(Data entries)
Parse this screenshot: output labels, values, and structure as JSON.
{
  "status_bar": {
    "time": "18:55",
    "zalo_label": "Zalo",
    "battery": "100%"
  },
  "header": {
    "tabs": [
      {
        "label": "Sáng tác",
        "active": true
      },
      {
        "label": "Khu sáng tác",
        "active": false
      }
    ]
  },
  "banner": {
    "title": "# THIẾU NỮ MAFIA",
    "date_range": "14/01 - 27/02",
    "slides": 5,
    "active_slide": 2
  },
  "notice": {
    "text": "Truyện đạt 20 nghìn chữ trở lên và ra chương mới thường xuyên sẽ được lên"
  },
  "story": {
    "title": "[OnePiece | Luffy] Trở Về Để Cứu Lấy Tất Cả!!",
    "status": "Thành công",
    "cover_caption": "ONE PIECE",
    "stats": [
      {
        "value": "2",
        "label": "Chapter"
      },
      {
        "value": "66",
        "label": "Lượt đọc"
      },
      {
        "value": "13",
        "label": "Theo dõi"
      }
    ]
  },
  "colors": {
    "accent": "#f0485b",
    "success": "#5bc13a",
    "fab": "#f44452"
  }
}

[The exercise]: Among the entries above, identify all lines with "title" and copy them.

[Solution to the problem]:
    "title": "# THIẾU NỮ MAFIA",
    "title": "[OnePiece | Luffy] Trở Về Để Cứu Lấy Tất Cả!!",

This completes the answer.